(Records that describe figures)

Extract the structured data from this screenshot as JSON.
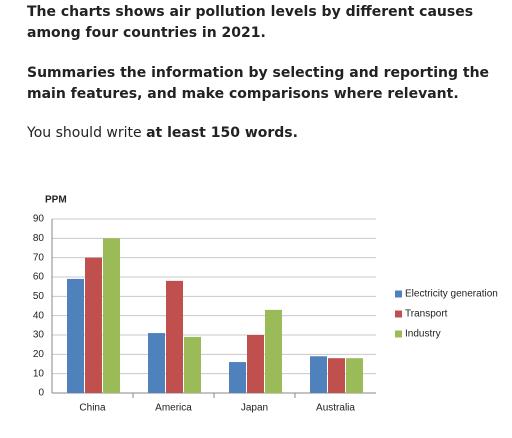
{
  "prompt": {
    "paragraph1": "The charts shows air pollution levels by different causes among four countries in 2021.",
    "paragraph2": "Summaries the information by selecting and reporting the main features, and make comparisons where relevant.",
    "paragraph3": "You should write",
    "paragraph3_bold": "at least 150 words."
  },
  "chart_data": {
    "type": "bar",
    "y_label": "PPM",
    "categories": [
      "China",
      "America",
      "Japan",
      "Australia"
    ],
    "series": [
      {
        "name": "Electricity generation",
        "color": "#4f81bd",
        "values": [
          59,
          31,
          16,
          19
        ]
      },
      {
        "name": "Transport",
        "color": "#c0504d",
        "values": [
          70,
          58,
          30,
          18
        ]
      },
      {
        "name": "Industry",
        "color": "#9bbb59",
        "values": [
          80,
          29,
          43,
          18
        ]
      }
    ],
    "ylim": [
      0,
      90
    ],
    "yticks": [
      0,
      10,
      20,
      30,
      40,
      50,
      60,
      70,
      80,
      90
    ],
    "grid": true,
    "legend": "right"
  }
}
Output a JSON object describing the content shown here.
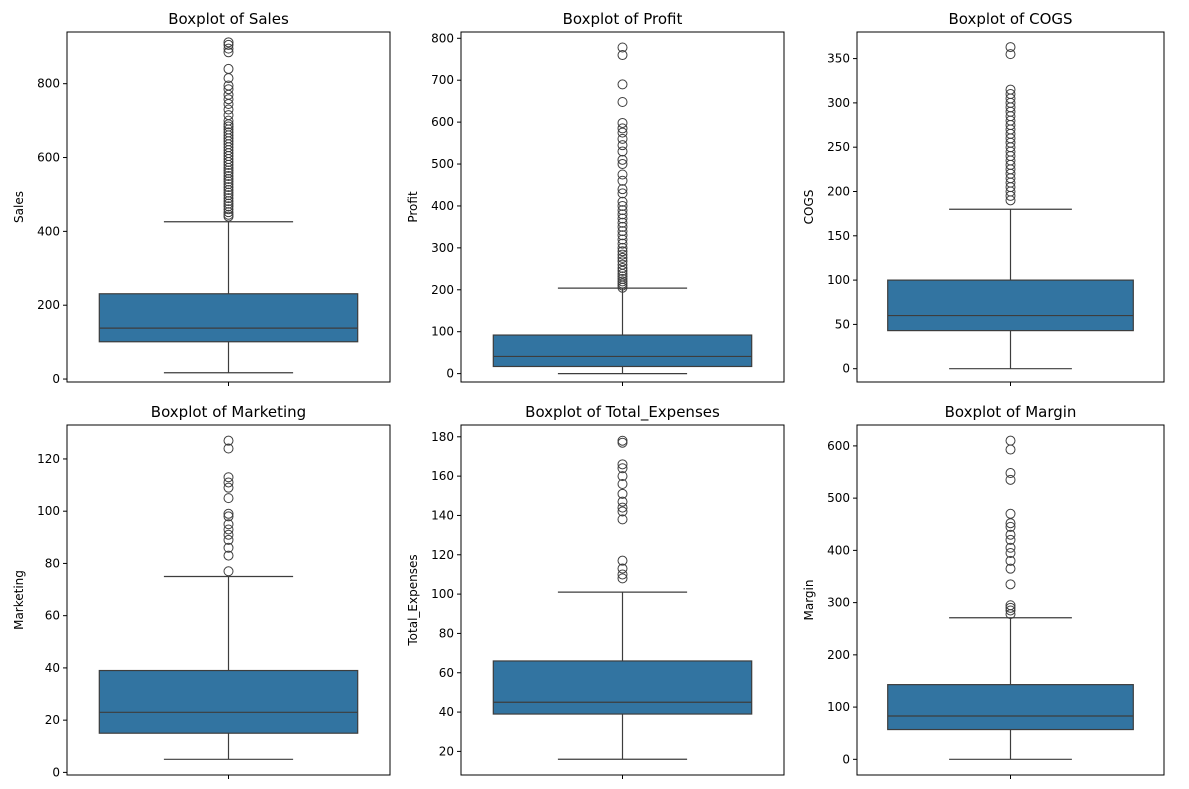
{
  "colors": {
    "box": "#3274a1",
    "line": "#3d3d3d",
    "frame": "#000000"
  },
  "chart_data": [
    {
      "type": "box",
      "title": "Boxplot of Sales",
      "ylabel": "Sales",
      "ylim": [
        -8,
        940
      ],
      "yticks": [
        0,
        200,
        400,
        600,
        800
      ],
      "box": {
        "whisker_low": 17,
        "q1": 101,
        "median": 138,
        "q3": 231,
        "whisker_high": 426
      },
      "outliers": [
        440,
        445,
        452,
        460,
        468,
        475,
        482,
        490,
        498,
        505,
        512,
        520,
        528,
        535,
        542,
        550,
        558,
        565,
        572,
        580,
        588,
        596,
        604,
        612,
        620,
        628,
        636,
        644,
        652,
        660,
        668,
        676,
        684,
        690,
        700,
        715,
        730,
        745,
        758,
        770,
        785,
        795,
        815,
        840,
        885,
        895,
        905,
        912
      ]
    },
    {
      "type": "box",
      "title": "Boxplot of Profit",
      "ylabel": "Profit",
      "ylim": [
        -20,
        815
      ],
      "yticks": [
        0,
        100,
        200,
        300,
        400,
        500,
        600,
        700,
        800
      ],
      "box": {
        "whisker_low": 0,
        "q1": 17,
        "median": 41,
        "q3": 92,
        "whisker_high": 204
      },
      "outliers": [
        205,
        210,
        215,
        220,
        226,
        232,
        238,
        245,
        252,
        260,
        268,
        276,
        284,
        292,
        300,
        310,
        320,
        330,
        340,
        350,
        360,
        370,
        380,
        390,
        400,
        410,
        430,
        440,
        460,
        475,
        500,
        510,
        530,
        545,
        560,
        575,
        585,
        598,
        648,
        690,
        760,
        778
      ]
    },
    {
      "type": "box",
      "title": "Boxplot of COGS",
      "ylabel": "COGS",
      "ylim": [
        -15,
        380
      ],
      "yticks": [
        0,
        50,
        100,
        150,
        200,
        250,
        300,
        350
      ],
      "box": {
        "whisker_low": 0,
        "q1": 43,
        "median": 60,
        "q3": 100,
        "whisker_high": 180
      },
      "outliers": [
        190,
        195,
        200,
        205,
        210,
        215,
        220,
        225,
        230,
        235,
        240,
        245,
        250,
        255,
        260,
        265,
        270,
        275,
        280,
        285,
        290,
        295,
        300,
        305,
        310,
        315,
        355,
        363
      ]
    },
    {
      "type": "box",
      "title": "Boxplot of Marketing",
      "ylabel": "Marketing",
      "ylim": [
        -1,
        133
      ],
      "yticks": [
        0,
        20,
        40,
        60,
        80,
        100,
        120
      ],
      "box": {
        "whisker_low": 5,
        "q1": 15,
        "median": 23,
        "q3": 39,
        "whisker_high": 75
      },
      "outliers": [
        77,
        83,
        86,
        89,
        91,
        93,
        95,
        98,
        99,
        105,
        109,
        111,
        113,
        124,
        127
      ]
    },
    {
      "type": "box",
      "title": "Boxplot of Total_Expenses",
      "ylabel": "Total_Expenses",
      "ylim": [
        8,
        186
      ],
      "yticks": [
        20,
        40,
        60,
        80,
        100,
        120,
        140,
        160,
        180
      ],
      "box": {
        "whisker_low": 16,
        "q1": 39,
        "median": 45,
        "q3": 66,
        "whisker_high": 101
      },
      "outliers": [
        108,
        110,
        113,
        117,
        138,
        142,
        144,
        147,
        151,
        156,
        160,
        164,
        166,
        177,
        178
      ]
    },
    {
      "type": "box",
      "title": "Boxplot of Margin",
      "ylabel": "Margin",
      "ylim": [
        -30,
        640
      ],
      "yticks": [
        0,
        100,
        200,
        300,
        400,
        500,
        600
      ],
      "box": {
        "whisker_low": 0,
        "q1": 57,
        "median": 83,
        "q3": 143,
        "whisker_high": 271
      },
      "outliers": [
        278,
        285,
        290,
        295,
        335,
        365,
        380,
        395,
        405,
        420,
        430,
        445,
        452,
        470,
        535,
        548,
        593,
        610
      ]
    }
  ]
}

§ EXERCISE DESCRIPTION:
Pull out the lines above in which the word "Sales" appears.

§ COMPLETE OUTPUT:
      "title": "Boxplot of Sales",
      "ylabel": "Sales",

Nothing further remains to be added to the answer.